— Begin Dataset —
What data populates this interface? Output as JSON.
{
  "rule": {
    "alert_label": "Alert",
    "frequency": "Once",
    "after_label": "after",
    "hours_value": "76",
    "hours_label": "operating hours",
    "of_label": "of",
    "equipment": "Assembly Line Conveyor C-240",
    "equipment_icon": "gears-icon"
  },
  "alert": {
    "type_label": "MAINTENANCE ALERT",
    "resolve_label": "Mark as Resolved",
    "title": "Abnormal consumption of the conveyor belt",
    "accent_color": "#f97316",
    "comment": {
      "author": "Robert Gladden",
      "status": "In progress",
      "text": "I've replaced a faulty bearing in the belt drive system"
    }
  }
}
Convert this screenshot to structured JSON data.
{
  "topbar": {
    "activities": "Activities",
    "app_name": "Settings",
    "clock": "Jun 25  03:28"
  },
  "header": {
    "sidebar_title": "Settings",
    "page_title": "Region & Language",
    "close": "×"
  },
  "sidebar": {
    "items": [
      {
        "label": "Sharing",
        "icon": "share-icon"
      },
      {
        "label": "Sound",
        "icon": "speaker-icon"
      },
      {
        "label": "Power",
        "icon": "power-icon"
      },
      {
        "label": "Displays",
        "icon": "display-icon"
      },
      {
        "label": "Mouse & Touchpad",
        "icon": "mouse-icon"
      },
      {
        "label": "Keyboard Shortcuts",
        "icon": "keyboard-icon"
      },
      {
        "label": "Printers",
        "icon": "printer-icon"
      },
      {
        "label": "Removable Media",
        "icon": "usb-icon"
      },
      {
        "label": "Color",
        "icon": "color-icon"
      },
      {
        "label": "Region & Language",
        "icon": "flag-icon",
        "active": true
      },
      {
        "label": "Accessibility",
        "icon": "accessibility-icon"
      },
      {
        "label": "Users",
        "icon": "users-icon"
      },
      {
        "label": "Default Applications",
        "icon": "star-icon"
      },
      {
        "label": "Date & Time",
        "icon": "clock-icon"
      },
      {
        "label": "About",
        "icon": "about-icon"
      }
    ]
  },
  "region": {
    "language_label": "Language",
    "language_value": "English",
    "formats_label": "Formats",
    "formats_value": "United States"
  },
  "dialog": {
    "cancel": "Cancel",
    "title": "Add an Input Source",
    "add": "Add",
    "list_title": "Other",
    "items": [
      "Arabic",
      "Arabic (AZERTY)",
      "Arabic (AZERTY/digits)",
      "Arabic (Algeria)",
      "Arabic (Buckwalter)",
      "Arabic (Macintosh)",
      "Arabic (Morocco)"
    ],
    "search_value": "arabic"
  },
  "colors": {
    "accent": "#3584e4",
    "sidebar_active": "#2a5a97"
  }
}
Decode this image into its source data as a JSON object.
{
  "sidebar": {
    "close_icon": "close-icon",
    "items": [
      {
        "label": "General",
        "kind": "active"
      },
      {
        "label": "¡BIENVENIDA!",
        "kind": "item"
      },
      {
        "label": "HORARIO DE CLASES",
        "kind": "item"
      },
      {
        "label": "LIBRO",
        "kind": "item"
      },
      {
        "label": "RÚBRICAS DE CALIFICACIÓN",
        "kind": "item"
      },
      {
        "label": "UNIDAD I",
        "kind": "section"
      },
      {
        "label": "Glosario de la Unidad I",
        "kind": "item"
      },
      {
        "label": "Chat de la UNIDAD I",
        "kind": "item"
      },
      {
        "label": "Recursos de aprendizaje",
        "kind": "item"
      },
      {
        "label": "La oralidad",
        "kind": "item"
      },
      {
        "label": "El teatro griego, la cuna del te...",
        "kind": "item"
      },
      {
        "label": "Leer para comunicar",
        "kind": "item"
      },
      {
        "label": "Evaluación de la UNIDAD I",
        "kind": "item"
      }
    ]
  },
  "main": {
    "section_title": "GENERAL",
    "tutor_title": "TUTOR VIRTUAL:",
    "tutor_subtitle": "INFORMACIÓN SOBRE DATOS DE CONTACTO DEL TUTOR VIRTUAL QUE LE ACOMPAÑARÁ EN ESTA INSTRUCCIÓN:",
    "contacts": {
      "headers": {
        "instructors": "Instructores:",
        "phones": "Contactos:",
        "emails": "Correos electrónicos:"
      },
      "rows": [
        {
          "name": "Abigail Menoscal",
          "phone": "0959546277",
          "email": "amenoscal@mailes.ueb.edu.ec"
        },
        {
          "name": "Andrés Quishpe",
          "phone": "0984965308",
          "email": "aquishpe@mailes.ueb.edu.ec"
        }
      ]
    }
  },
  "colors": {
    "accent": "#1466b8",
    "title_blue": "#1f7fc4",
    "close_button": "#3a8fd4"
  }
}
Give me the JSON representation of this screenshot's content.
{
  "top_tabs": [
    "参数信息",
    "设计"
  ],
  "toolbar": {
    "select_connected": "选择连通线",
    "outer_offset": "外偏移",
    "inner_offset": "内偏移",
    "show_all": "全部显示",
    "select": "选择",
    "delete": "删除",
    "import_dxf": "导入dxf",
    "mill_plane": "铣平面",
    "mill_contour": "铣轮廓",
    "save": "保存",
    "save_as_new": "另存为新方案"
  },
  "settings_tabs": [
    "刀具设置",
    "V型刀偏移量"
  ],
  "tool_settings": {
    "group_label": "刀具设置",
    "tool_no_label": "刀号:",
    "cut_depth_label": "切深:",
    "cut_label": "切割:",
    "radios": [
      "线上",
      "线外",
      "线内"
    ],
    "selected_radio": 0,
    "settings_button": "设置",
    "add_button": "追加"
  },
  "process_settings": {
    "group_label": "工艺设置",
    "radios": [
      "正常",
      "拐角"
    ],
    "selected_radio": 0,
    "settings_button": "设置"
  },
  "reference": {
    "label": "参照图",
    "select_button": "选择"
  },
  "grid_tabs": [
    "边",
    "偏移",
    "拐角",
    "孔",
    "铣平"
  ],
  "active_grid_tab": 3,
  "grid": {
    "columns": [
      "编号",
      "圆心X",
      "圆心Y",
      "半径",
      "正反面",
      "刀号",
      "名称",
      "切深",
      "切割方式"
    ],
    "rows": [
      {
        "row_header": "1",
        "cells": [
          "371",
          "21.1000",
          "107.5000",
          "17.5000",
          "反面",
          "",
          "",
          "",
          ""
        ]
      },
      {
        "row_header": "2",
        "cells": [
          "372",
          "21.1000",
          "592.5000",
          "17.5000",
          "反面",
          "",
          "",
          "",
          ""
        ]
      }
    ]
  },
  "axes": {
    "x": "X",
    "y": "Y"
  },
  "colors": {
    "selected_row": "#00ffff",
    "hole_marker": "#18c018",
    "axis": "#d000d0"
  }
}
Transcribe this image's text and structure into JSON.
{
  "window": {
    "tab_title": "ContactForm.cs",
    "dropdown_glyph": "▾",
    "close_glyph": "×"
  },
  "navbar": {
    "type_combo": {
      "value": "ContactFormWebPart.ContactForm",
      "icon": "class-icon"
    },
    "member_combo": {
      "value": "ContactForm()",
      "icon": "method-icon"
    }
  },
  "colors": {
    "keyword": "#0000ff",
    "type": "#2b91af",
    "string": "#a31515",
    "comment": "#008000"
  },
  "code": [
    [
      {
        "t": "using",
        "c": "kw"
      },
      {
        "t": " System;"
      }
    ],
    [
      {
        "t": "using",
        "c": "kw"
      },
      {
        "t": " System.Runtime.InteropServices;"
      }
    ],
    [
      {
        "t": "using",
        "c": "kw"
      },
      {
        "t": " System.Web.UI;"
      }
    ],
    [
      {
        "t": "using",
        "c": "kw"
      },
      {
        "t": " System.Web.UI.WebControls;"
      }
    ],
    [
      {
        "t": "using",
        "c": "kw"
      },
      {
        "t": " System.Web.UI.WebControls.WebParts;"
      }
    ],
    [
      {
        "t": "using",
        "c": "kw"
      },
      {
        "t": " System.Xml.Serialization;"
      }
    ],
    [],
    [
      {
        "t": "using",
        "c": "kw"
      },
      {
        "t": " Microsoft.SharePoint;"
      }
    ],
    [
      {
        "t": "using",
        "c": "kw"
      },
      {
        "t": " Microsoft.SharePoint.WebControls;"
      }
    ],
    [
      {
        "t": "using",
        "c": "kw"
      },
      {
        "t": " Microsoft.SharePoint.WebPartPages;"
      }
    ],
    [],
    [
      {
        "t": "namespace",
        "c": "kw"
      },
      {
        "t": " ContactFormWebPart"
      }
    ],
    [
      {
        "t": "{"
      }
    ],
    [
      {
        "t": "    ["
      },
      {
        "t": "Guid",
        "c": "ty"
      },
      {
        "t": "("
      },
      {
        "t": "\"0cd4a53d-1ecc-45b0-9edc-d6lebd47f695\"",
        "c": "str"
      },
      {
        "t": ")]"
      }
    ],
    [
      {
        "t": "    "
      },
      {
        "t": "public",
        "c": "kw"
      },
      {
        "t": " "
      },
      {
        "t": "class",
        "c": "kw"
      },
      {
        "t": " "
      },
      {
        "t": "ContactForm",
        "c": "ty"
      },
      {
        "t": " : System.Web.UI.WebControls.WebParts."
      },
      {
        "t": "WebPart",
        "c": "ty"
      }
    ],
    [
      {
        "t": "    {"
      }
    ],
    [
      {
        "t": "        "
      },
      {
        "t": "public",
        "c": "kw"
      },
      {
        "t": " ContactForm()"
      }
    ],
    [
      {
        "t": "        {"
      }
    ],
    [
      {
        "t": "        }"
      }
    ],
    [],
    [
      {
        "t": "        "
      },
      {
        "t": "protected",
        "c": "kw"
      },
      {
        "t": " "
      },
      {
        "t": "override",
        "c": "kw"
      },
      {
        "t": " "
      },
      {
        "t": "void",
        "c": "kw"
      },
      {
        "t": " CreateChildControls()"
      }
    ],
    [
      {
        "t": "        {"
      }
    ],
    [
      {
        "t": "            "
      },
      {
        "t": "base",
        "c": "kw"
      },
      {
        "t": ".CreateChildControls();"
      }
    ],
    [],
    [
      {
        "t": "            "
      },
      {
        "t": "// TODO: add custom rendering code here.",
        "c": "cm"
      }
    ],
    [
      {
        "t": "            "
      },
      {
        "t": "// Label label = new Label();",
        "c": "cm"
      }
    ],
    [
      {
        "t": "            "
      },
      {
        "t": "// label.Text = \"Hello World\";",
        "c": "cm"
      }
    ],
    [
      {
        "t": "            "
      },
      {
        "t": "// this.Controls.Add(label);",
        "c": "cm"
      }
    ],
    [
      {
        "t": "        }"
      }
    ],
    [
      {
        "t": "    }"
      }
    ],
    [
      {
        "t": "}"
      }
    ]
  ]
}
— End Dataset —
* **Task goal**: Pull out all lines containing the word "screenshot" from the entries above.

* **Solution for this task**:
Convert this screenshot to structured JSON data.
Give me the JSON representation of this screenshot's content.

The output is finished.